*Collected data entries*.
_____

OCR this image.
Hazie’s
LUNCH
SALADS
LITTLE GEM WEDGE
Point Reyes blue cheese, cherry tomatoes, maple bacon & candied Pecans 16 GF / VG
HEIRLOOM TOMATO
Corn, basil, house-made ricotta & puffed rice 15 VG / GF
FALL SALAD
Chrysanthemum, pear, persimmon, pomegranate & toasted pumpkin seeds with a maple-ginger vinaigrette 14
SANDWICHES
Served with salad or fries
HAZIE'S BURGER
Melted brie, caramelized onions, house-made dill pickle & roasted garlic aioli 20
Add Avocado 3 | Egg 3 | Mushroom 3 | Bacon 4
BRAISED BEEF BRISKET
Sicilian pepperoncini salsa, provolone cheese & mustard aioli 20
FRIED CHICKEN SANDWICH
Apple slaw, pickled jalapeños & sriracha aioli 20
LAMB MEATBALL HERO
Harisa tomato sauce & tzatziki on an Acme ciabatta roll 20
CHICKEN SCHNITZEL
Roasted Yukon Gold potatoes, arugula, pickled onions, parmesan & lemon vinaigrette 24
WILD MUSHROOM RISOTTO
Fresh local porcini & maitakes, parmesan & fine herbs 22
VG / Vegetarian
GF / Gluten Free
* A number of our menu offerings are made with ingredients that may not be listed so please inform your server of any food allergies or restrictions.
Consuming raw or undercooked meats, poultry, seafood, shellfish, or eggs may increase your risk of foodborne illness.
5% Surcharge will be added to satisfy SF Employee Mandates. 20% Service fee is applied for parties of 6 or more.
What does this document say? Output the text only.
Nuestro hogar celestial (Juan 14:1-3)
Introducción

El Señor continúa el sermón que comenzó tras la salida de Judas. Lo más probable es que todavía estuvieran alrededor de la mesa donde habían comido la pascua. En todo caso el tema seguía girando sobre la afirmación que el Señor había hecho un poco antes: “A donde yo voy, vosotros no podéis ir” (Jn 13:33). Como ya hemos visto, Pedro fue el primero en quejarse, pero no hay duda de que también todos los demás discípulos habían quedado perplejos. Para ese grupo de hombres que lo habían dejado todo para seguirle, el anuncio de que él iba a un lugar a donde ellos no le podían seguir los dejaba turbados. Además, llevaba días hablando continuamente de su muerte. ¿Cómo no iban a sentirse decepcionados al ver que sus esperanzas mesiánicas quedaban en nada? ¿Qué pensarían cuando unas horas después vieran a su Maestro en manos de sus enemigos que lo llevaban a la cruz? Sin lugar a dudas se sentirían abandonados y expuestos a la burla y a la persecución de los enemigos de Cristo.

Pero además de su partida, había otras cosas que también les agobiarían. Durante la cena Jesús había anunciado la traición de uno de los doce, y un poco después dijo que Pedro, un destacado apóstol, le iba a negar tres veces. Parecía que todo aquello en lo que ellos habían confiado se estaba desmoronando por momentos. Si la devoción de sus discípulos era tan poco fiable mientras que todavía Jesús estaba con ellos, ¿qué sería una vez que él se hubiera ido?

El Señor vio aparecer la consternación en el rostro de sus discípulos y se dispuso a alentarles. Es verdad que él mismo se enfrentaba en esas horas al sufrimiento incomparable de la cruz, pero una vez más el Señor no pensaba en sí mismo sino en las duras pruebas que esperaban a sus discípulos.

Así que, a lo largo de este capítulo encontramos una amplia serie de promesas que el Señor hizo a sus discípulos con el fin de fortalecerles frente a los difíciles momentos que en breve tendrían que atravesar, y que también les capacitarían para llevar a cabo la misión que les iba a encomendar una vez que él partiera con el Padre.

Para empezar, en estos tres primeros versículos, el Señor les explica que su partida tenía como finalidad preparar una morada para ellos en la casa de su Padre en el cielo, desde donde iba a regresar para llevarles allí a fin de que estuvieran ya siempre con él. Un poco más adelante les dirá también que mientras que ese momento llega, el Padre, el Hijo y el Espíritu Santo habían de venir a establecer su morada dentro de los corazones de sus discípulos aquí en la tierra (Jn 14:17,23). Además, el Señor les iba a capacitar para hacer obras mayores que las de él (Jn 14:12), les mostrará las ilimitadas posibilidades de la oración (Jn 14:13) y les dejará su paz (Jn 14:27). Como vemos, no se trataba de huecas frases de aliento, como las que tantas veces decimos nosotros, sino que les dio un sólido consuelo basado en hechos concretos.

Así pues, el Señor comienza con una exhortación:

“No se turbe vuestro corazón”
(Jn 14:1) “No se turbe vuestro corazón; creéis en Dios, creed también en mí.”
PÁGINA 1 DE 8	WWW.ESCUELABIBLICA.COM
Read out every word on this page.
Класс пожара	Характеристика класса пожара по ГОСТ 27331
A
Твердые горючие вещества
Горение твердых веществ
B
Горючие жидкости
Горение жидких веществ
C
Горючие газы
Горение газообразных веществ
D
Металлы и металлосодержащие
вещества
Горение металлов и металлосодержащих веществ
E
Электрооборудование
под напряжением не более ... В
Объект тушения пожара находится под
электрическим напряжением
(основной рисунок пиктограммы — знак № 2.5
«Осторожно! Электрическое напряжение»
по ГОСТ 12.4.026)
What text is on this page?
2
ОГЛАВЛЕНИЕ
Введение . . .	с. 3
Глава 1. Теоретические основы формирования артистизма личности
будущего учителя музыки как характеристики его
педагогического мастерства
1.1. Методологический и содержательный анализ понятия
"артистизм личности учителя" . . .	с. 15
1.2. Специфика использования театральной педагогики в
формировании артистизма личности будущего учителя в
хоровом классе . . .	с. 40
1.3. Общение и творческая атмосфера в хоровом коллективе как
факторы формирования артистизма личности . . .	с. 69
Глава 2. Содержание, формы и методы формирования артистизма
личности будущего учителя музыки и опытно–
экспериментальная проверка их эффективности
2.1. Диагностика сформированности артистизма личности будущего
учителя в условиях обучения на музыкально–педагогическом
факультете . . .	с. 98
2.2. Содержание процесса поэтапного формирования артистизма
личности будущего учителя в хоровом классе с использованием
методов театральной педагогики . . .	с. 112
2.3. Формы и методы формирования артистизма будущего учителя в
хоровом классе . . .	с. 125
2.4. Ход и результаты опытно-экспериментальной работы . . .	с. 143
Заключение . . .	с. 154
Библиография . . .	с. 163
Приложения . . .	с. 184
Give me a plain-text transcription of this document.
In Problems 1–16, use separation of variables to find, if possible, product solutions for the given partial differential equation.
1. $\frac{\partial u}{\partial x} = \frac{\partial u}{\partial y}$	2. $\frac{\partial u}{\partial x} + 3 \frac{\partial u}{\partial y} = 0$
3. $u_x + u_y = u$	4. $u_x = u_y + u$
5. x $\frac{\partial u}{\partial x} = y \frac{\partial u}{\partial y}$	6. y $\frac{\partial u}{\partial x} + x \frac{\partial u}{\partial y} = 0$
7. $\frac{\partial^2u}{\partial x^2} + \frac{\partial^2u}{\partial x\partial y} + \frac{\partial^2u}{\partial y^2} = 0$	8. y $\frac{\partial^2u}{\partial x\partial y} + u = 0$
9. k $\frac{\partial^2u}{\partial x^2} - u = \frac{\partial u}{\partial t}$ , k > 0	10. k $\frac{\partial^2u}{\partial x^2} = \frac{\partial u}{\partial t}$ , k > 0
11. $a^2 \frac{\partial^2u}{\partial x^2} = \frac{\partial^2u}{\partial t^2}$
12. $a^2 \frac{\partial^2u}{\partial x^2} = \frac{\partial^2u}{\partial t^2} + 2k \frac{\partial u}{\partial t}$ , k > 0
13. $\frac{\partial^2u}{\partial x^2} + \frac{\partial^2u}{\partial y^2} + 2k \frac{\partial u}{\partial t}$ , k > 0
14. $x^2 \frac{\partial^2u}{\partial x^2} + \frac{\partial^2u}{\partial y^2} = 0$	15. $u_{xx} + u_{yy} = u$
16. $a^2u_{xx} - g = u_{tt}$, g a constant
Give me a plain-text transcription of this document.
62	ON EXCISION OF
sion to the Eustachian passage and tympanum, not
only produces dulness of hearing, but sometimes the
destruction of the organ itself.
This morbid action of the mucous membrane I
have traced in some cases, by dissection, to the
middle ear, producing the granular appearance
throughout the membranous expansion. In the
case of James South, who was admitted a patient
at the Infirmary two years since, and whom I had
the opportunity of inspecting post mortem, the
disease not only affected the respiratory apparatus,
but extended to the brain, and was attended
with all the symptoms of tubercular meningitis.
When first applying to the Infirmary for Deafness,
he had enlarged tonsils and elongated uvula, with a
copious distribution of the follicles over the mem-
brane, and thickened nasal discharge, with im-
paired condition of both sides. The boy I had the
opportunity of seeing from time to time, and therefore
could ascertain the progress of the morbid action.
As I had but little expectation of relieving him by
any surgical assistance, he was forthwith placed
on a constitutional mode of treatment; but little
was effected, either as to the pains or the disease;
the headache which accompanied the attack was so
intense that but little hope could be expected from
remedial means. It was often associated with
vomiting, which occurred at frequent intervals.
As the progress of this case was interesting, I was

_____

*REQUEST*.
Locate and copy each line in the data above that includes the word "which".

*EXPECTED ANSWER*.
the headache which accompanied the attack was so
vomiting, which occurred at frequent intervals.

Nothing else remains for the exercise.